## WHAT YOU WILL DO
Please retype the entries exactly as they stand, leaving out any pictures.

## PROVIDED RECORDS
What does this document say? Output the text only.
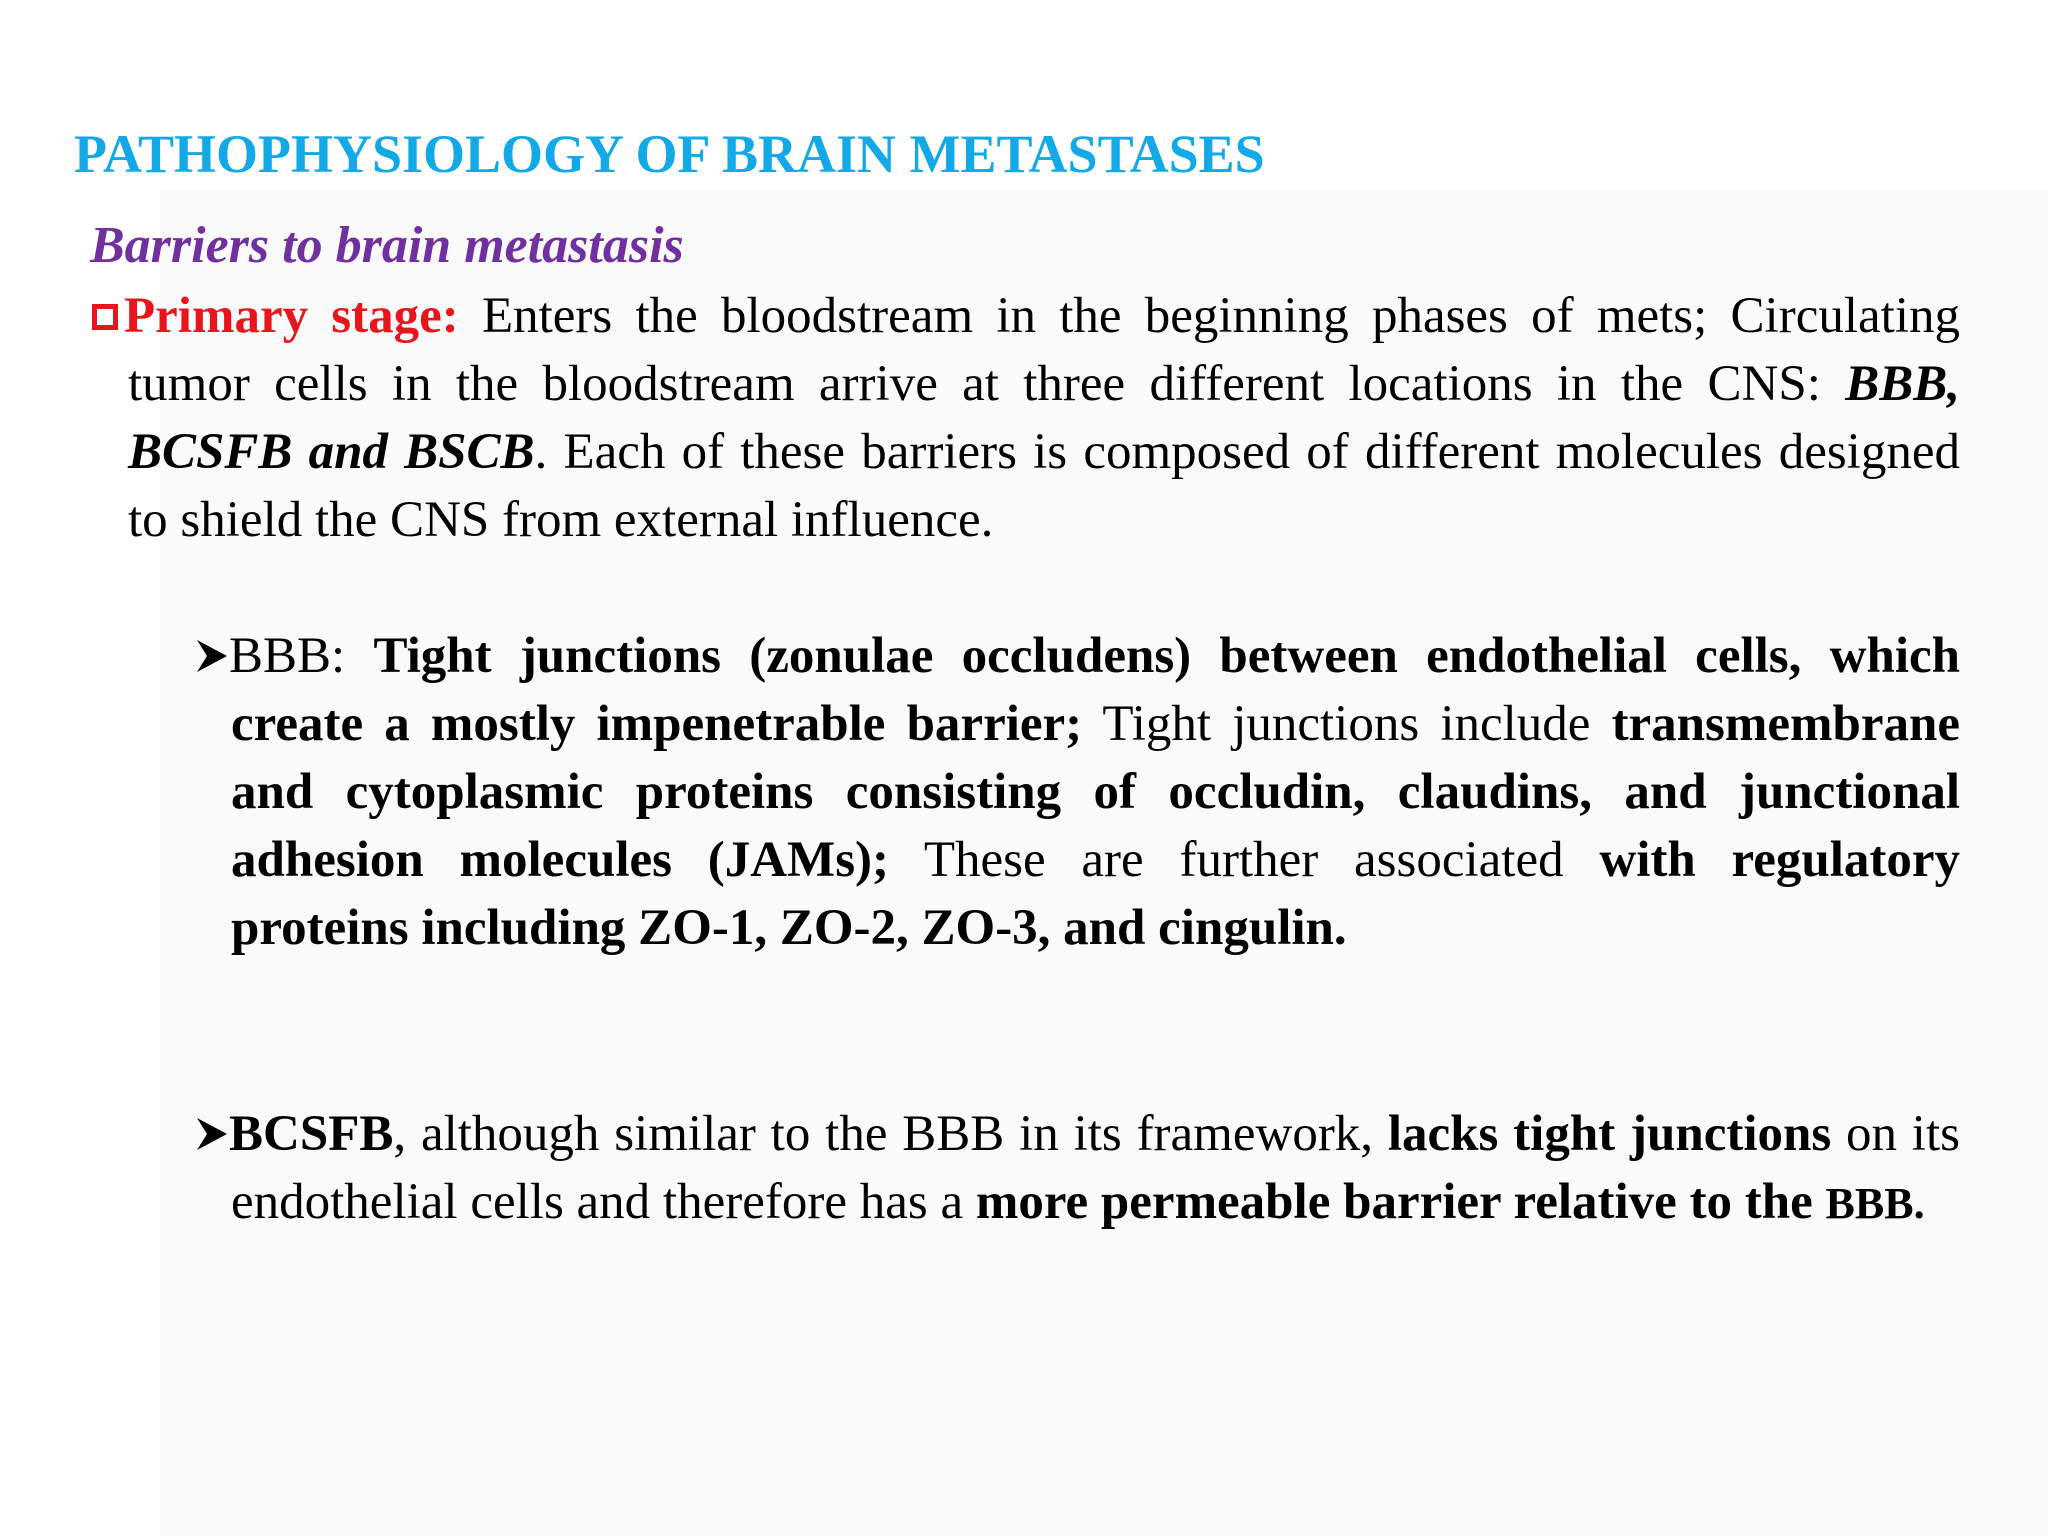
PATHOPHYSIOLOGY OF BRAIN METASTASES
Barriers to brain metastasis

Primary stage: Enters the bloodstream in the beginning phases of mets; Circulating tumor cells in the bloodstream arrive at three different locations in the CNS: BBB, BCSFB and BSCB. Each of these barriers is composed of different molecules designed to shield the CNS from external influence.

BBB: Tight junctions (zonulae occludens) between endothelial cells, which create a mostly impenetrable barrier; Tight junctions include transmembrane and cytoplasmic proteins consisting of occludin, claudins, and junctional adhesion molecules (JAMs); These are further associated with regulatory proteins including ZO-1, ZO-2, ZO-3, and cingulin.

BCSFB, although similar to the BBB in its framework, lacks tight junctions on its endothelial cells and therefore has a more permeable barrier relative to the BBB.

## WRITTEN ANSWER
What does this document say? Output the text only.
PATHOPHYSIOLOGY OF BRAIN METASTASES
Barriers to brain metastasis

Primary stage: Enters the bloodstream in the beginning phases of mets; Circulating tumor cells in the bloodstream arrive at three different locations in the CNS: BBB, BCSFB and BSCB. Each of these barriers is composed of different molecules designed to shield the CNS from external influence.

BBB: Tight junctions (zonulae occludens) between endothelial cells, which create a mostly impenetrable barrier; Tight junctions include transmembrane and cytoplasmic proteins consisting of occludin, claudins, and junctional adhesion molecules (JAMs); These are further associated with regulatory proteins including ZO-1, ZO-2, ZO-3, and cingulin.

BCSFB, although similar to the BBB in its framework, lacks tight junctions on its endothelial cells and therefore has a more permeable barrier relative to the BBB.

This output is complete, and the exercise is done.